▶ Material to process

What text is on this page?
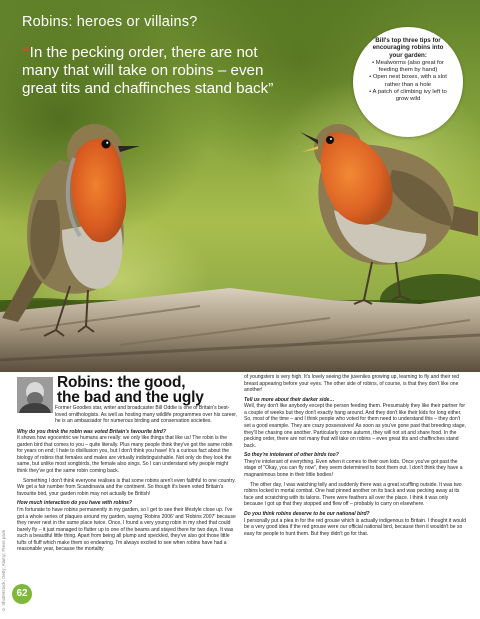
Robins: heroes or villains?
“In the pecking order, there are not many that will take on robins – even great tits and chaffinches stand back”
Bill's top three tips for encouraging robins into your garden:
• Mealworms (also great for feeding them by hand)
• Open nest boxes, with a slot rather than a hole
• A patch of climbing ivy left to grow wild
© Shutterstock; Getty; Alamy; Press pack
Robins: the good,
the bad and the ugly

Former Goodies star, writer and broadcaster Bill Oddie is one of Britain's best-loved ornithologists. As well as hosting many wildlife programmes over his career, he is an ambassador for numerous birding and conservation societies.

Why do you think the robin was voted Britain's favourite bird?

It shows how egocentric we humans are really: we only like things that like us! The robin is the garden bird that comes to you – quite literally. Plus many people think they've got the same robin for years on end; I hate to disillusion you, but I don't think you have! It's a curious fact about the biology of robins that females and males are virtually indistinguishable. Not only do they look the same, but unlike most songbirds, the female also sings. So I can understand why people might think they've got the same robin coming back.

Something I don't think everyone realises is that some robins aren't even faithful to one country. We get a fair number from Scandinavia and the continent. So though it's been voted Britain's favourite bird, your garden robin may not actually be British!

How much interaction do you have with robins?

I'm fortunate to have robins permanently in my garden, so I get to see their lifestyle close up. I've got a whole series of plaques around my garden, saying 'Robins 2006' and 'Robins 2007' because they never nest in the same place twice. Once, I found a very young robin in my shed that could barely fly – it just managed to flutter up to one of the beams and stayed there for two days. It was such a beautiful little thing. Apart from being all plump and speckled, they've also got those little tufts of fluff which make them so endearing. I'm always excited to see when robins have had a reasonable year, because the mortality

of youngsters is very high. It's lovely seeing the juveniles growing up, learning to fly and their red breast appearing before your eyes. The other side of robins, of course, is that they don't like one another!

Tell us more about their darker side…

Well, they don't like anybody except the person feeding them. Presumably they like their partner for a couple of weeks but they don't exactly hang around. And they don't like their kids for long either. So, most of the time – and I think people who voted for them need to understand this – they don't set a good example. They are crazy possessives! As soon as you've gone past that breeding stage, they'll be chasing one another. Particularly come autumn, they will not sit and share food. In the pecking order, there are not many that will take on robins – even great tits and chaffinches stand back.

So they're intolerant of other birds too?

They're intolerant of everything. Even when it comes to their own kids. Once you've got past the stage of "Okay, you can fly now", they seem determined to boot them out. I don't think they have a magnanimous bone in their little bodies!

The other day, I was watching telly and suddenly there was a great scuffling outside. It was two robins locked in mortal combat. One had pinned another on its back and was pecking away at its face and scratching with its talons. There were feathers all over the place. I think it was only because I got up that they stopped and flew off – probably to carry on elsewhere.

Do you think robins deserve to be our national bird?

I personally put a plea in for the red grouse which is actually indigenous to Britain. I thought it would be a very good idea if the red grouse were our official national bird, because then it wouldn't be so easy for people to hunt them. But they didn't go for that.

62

▶ What to do
Copy the lines from the entries above in which the word "kids" appears.

▶ Written solution
Well, they don't like anybody except the person feeding them. Presumably they like their partner for a couple of weeks but they don't exactly hang around. And they don't like their kids for long either. So, most of the time – and I think people who voted for them need to understand this – they don't set a good example. They are crazy possessives! As soon as you've gone past that breeding stage, they'll be chasing one another. Particularly come autumn, they will not sit and share food. In the pecking order, there are not many that will take on robins – even great tits and chaffinches stand back.
They're intolerant of everything. Even when it comes to their own kids. Once you've got past the stage of "Okay, you can fly now", they seem determined to boot them out. I don't think they have a magnanimous bone in their little bodies!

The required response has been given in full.